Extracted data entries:

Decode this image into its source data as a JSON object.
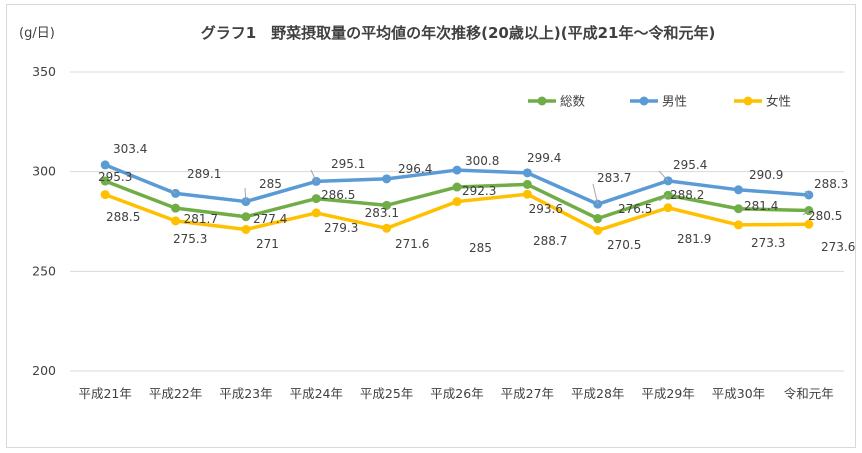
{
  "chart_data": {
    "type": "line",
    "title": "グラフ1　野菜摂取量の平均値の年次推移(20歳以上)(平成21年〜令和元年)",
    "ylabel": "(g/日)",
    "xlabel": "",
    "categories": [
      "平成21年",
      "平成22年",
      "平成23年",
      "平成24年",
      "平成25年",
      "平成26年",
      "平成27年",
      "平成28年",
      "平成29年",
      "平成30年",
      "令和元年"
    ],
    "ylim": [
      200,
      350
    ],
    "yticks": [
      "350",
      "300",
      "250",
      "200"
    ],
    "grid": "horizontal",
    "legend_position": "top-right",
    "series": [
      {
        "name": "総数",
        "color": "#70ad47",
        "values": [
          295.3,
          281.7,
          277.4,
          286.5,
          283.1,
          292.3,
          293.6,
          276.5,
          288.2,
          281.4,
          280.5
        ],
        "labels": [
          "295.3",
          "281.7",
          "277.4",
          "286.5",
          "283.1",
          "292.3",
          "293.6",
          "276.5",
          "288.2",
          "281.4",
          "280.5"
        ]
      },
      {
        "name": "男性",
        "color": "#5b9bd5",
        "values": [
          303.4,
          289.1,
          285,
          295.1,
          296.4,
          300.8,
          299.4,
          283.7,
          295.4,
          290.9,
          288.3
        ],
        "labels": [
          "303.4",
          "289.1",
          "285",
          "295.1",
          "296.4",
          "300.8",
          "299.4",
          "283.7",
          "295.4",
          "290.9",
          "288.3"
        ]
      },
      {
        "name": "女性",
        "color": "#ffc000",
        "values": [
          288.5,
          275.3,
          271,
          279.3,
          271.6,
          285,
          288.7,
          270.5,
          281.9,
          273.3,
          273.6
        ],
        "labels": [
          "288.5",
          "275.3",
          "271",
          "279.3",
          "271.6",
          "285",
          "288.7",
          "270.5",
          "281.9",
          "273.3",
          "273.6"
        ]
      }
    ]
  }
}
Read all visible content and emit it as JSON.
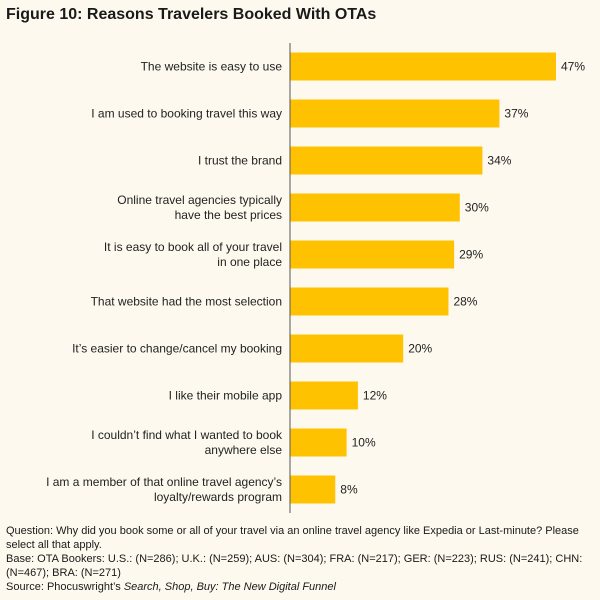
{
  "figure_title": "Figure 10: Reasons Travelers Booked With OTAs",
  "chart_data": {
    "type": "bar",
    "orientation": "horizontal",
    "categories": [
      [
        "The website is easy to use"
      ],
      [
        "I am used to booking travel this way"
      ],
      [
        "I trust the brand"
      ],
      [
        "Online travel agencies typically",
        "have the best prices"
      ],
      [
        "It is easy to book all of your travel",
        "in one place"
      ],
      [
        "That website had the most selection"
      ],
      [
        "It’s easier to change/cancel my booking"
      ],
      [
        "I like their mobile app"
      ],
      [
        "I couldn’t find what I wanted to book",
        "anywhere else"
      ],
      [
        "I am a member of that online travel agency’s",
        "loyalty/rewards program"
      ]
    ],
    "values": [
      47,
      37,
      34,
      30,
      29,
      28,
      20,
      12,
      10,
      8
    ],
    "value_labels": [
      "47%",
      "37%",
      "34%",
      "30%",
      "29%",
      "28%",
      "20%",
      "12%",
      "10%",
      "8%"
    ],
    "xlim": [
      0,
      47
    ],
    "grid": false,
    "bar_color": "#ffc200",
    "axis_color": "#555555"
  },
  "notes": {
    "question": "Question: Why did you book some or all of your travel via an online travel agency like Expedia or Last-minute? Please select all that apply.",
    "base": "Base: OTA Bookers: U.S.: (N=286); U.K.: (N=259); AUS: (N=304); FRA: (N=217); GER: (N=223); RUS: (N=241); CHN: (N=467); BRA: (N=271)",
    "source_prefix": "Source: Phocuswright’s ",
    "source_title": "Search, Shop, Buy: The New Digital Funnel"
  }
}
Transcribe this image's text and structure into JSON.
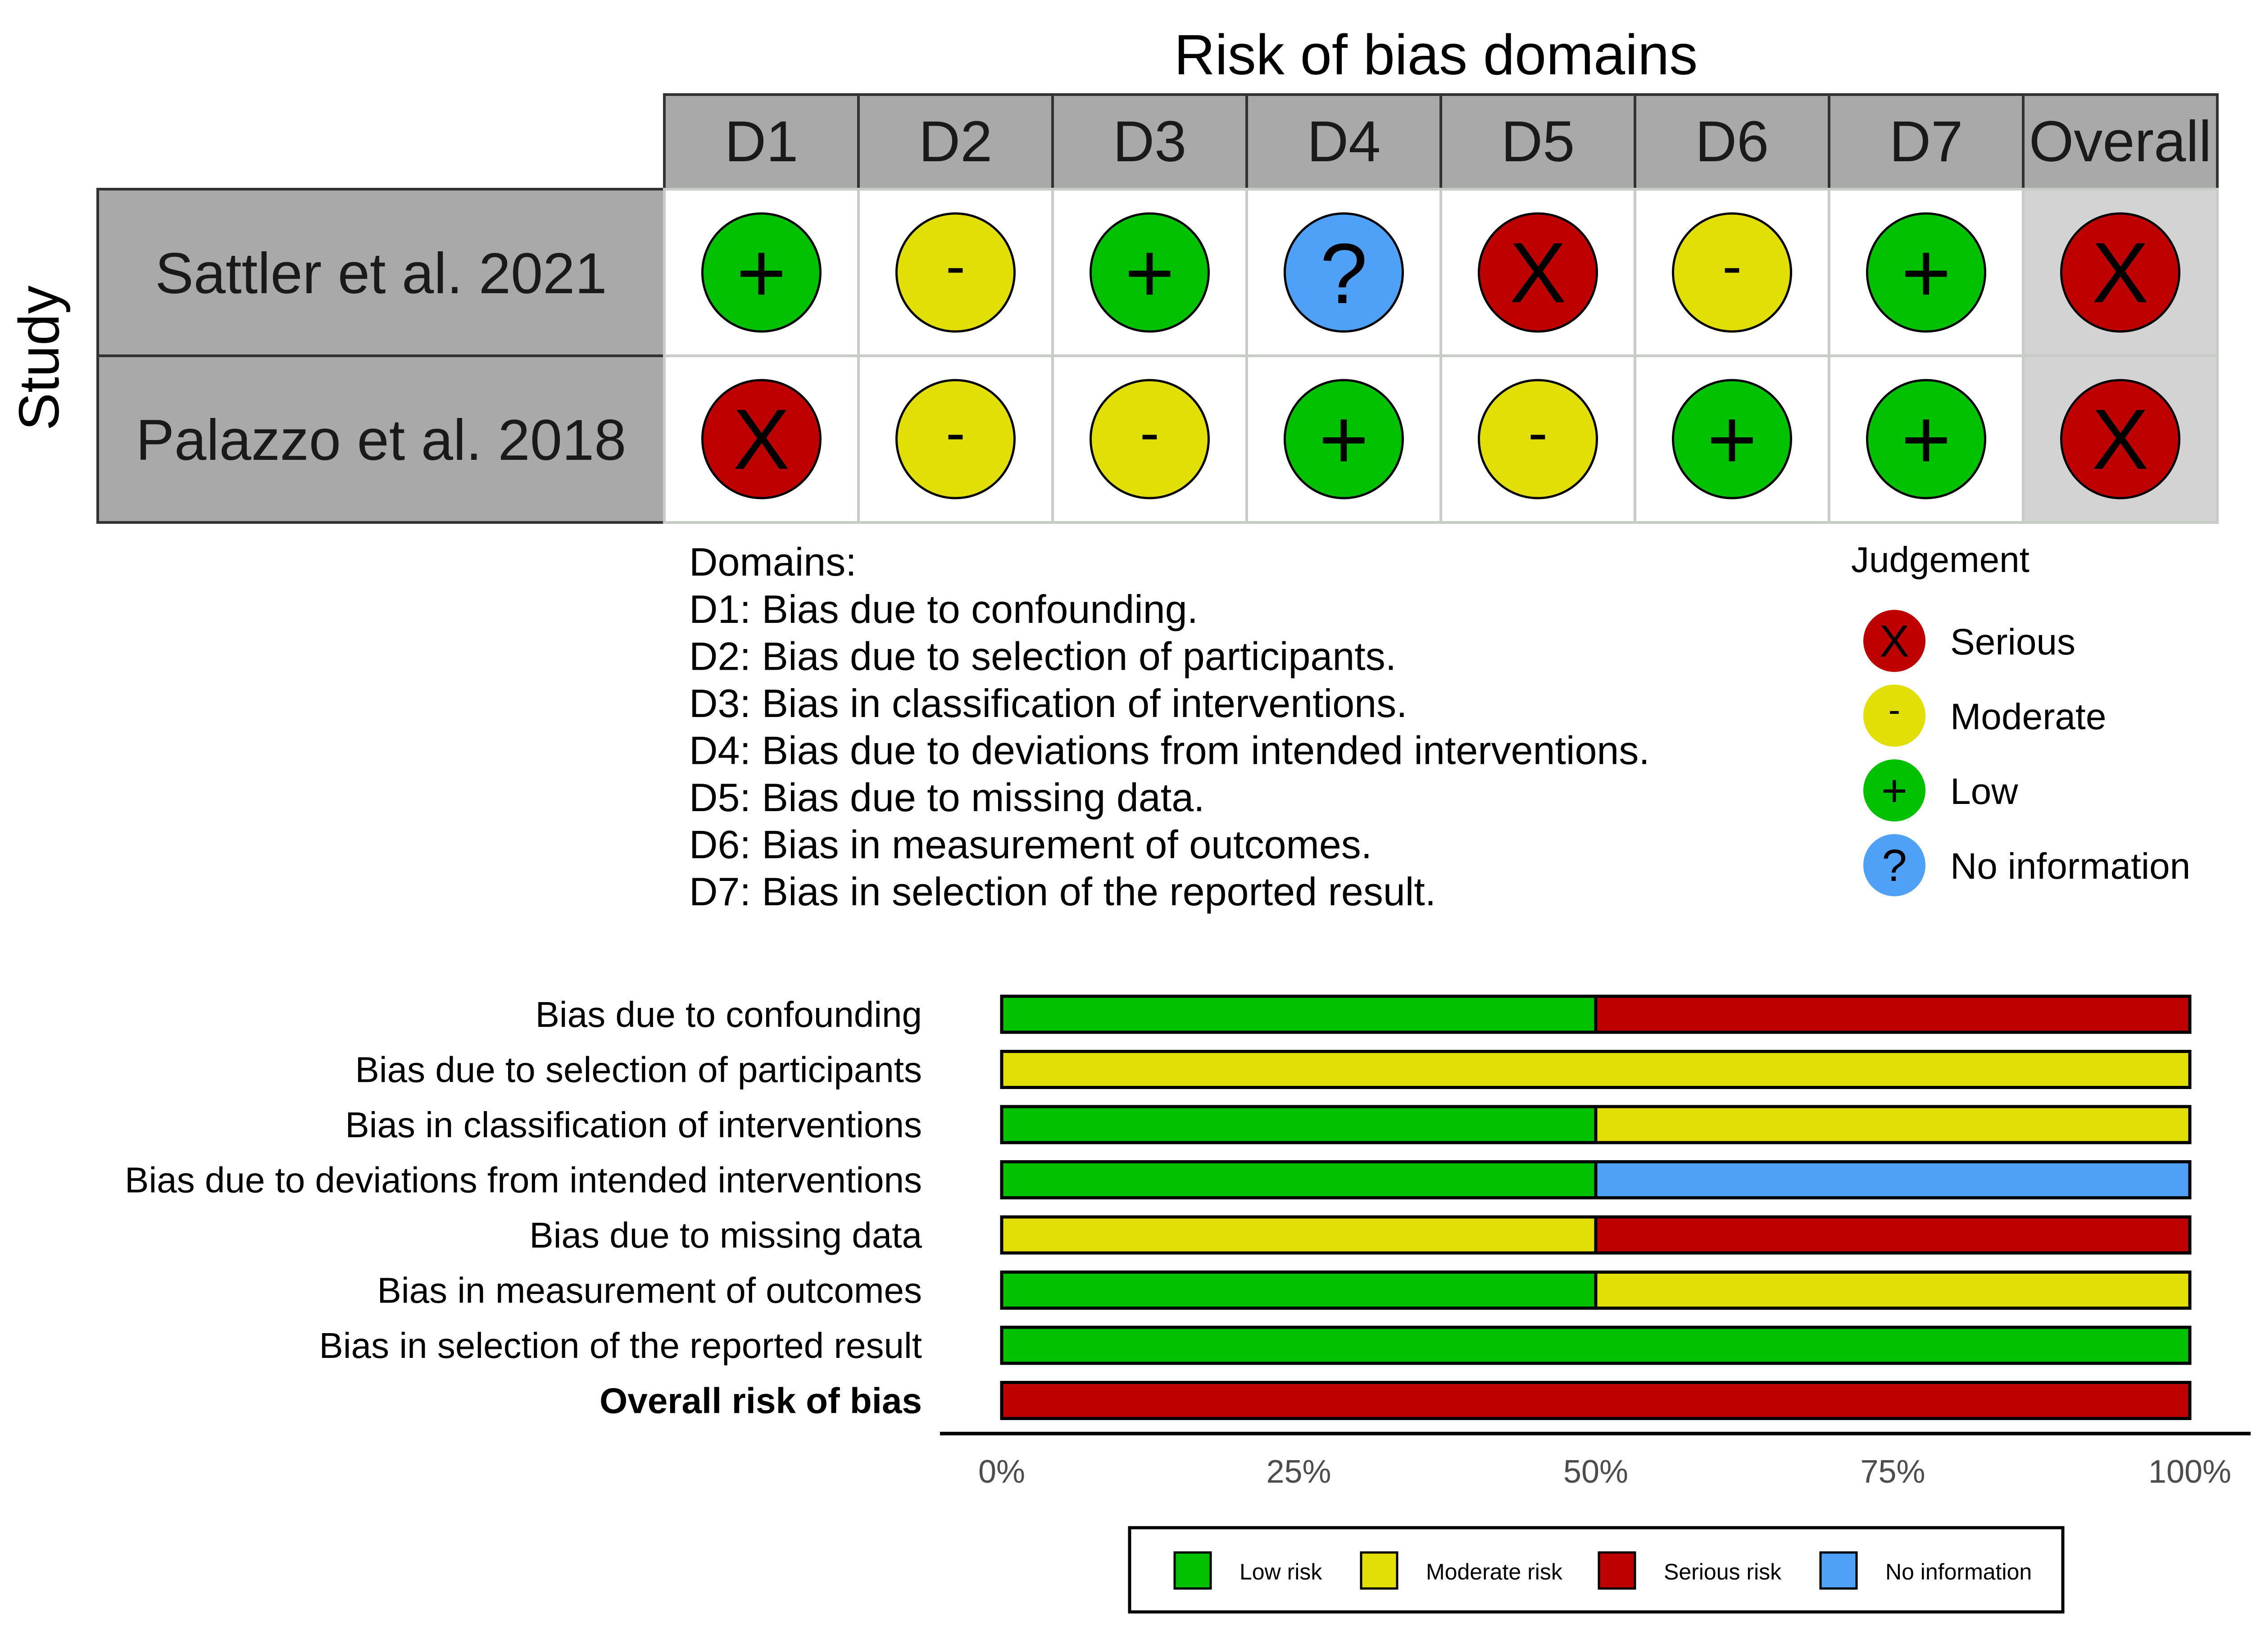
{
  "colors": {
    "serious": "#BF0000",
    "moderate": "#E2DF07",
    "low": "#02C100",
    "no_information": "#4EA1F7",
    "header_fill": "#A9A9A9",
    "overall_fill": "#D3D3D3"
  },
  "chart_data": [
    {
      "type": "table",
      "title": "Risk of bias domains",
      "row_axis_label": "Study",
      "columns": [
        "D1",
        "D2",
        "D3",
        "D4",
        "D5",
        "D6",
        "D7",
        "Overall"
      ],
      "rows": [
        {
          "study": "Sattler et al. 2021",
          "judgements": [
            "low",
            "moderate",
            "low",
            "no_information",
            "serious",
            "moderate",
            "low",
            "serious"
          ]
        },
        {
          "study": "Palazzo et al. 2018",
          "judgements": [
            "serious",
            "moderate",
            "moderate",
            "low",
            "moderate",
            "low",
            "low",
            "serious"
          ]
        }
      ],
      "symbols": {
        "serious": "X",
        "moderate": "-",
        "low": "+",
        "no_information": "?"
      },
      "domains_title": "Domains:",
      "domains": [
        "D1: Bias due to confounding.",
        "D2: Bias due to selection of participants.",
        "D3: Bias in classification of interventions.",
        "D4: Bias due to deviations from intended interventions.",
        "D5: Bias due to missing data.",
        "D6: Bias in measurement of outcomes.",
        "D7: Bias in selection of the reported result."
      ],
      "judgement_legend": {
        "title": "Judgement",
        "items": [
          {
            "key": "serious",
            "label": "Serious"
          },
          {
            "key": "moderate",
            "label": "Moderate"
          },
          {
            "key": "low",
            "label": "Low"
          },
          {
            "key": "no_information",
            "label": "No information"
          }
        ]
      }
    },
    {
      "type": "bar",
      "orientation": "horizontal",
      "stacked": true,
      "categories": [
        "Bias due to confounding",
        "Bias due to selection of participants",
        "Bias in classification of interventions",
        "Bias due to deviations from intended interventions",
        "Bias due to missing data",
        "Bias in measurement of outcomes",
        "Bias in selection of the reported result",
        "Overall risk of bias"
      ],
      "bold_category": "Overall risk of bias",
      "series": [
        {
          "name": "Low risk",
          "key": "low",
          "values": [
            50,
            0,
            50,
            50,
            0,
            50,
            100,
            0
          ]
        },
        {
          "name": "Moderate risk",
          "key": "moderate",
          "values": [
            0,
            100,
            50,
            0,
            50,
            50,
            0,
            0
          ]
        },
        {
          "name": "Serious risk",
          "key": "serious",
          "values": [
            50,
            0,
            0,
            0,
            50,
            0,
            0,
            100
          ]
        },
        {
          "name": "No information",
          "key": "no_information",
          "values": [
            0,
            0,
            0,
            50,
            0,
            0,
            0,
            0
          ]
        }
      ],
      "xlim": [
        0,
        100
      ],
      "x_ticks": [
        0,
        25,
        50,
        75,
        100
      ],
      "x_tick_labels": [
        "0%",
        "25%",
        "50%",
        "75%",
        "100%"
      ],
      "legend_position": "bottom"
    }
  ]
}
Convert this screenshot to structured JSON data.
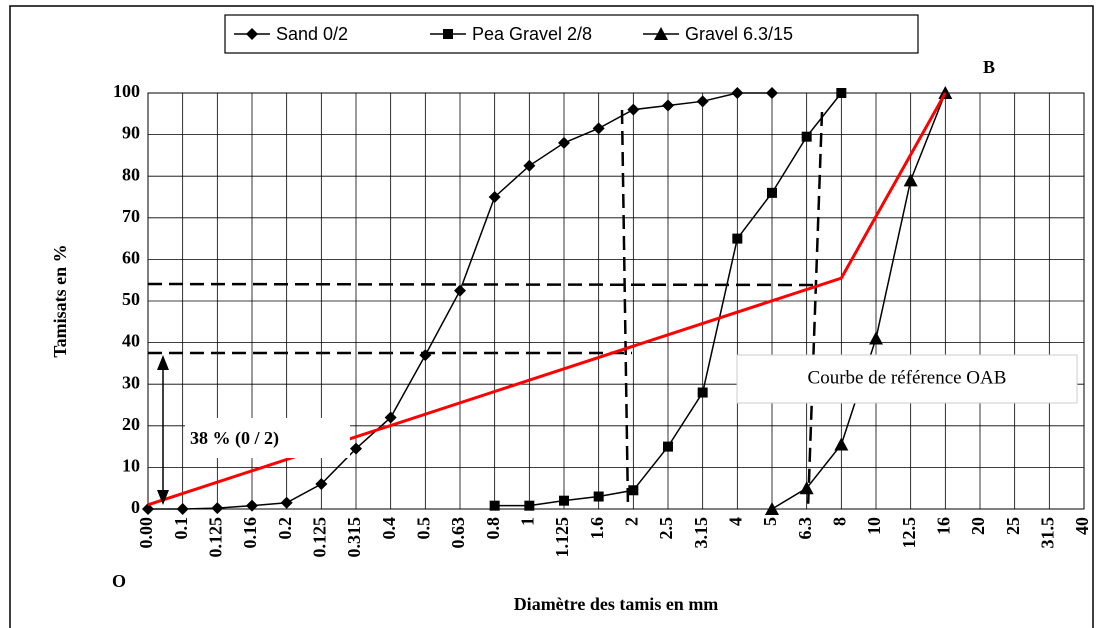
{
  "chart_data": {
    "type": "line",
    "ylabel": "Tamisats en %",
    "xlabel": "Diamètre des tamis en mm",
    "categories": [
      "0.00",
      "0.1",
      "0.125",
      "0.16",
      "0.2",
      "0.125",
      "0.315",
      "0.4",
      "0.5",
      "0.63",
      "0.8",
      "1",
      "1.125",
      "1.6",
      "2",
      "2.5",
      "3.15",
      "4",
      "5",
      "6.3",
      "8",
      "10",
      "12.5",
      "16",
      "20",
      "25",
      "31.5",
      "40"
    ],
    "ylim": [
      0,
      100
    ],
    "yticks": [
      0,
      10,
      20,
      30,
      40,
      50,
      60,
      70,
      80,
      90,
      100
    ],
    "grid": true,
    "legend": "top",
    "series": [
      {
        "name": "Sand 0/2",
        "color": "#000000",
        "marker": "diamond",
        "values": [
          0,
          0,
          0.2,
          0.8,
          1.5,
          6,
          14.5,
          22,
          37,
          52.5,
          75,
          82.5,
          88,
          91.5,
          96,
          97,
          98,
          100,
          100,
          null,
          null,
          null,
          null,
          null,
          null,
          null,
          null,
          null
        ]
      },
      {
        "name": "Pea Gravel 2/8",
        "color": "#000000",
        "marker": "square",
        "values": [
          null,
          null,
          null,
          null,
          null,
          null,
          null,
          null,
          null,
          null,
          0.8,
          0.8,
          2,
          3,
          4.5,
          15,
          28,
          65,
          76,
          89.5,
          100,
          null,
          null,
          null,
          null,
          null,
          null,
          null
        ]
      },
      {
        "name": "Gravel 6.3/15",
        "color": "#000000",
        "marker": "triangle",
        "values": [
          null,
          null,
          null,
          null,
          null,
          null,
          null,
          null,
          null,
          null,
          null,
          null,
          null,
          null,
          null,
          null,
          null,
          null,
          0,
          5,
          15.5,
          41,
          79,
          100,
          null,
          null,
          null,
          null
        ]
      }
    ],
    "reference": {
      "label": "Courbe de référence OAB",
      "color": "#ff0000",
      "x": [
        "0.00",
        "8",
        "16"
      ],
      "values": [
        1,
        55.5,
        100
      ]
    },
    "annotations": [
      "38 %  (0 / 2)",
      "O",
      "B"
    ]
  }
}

• [Exercise aim] Select every line where the word "measurement" occurs.

• [Answer to this task]
        "D6: Bias in measurement of outcomes.",
        "Bias in measurement of outcomes",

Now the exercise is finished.